Locate the line containing "Read out every word on this page." in the data below. Reproduce it and every following line up to the end, exactly as given.

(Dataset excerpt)

:::::

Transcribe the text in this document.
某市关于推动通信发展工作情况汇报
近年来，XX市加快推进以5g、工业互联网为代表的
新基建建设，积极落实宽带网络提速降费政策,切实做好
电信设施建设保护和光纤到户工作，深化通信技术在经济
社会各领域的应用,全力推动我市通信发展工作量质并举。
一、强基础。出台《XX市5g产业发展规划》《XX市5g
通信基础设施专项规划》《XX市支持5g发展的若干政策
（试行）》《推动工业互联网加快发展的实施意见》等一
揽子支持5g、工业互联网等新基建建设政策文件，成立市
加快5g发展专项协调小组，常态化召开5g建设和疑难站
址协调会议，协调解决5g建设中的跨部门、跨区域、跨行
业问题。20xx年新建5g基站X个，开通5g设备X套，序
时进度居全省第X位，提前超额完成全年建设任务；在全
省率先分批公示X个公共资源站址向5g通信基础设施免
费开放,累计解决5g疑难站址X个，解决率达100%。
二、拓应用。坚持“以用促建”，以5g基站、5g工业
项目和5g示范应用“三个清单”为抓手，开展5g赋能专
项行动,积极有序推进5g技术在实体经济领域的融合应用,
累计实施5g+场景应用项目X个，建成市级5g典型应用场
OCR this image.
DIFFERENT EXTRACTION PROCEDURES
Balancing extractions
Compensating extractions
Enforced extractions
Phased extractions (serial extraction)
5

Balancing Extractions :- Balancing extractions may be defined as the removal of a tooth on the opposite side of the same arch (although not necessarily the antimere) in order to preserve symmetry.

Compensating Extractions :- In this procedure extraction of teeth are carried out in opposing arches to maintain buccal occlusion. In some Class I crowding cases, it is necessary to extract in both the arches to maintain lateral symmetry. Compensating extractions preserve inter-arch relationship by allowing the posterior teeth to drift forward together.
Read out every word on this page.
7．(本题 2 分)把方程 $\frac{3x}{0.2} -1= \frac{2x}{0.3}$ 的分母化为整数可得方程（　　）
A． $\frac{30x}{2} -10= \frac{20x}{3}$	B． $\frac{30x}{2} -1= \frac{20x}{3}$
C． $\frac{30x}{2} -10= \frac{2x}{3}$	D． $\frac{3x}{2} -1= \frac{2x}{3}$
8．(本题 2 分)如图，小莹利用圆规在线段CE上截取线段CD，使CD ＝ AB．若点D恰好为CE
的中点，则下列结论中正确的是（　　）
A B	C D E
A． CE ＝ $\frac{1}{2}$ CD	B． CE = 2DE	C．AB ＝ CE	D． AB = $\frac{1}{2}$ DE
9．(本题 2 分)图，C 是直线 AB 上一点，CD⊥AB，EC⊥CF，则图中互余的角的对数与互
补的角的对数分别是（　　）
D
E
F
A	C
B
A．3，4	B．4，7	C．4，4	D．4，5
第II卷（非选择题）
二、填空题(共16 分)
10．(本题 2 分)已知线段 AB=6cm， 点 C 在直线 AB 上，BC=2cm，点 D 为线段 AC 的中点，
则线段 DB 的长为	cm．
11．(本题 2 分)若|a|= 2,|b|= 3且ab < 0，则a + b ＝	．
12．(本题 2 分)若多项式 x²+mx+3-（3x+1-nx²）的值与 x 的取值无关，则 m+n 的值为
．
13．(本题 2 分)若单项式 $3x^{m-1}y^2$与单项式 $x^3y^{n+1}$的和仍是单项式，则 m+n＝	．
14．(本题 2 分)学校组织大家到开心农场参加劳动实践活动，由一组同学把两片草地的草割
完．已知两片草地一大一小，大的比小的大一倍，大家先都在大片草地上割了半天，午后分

:::::

_OUTPUT FOR THIS TASK_:
Read out every word on this page.
7．(本题 2 分)把方程 $\frac{3x}{0.2} -1= \frac{2x}{0.3}$ 的分母化为整数可得方程（　　）
A． $\frac{30x}{2} -10= \frac{20x}{3}$	B． $\frac{30x}{2} -1= \frac{20x}{3}$
C． $\frac{30x}{2} -10= \frac{2x}{3}$	D． $\frac{3x}{2} -1= \frac{2x}{3}$
8．(本题 2 分)如图，小莹利用圆规在线段CE上截取线段CD，使CD ＝ AB．若点D恰好为CE
的中点，则下列结论中正确的是（　　）
A B	C D E
A． CE ＝ $\frac{1}{2}$ CD	B． CE = 2DE	C．AB ＝ CE	D． AB = $\frac{1}{2}$ DE
9．(本题 2 分)图，C 是直线 AB 上一点，CD⊥AB，EC⊥CF，则图中互余的角的对数与互
补的角的对数分别是（　　）
D
E
F
A	C
B
A．3，4	B．4，7	C．4，4	D．4，5
第II卷（非选择题）
二、填空题(共16 分)
10．(本题 2 分)已知线段 AB=6cm， 点 C 在直线 AB 上，BC=2cm，点 D 为线段 AC 的中点，
则线段 DB 的长为	cm．
11．(本题 2 分)若|a|= 2,|b|= 3且ab < 0，则a + b ＝	．
12．(本题 2 分)若多项式 x²+mx+3-（3x+1-nx²）的值与 x 的取值无关，则 m+n 的值为
．
13．(本题 2 分)若单项式 $3x^{m-1}y^2$与单项式 $x^3y^{n+1}$的和仍是单项式，则 m+n＝	．
14．(本题 2 分)学校组织大家到开心农场参加劳动实践活动，由一组同学把两片草地的草割
完．已知两片草地一大一小，大的比小的大一倍，大家先都在大片草地上割了半天，午后分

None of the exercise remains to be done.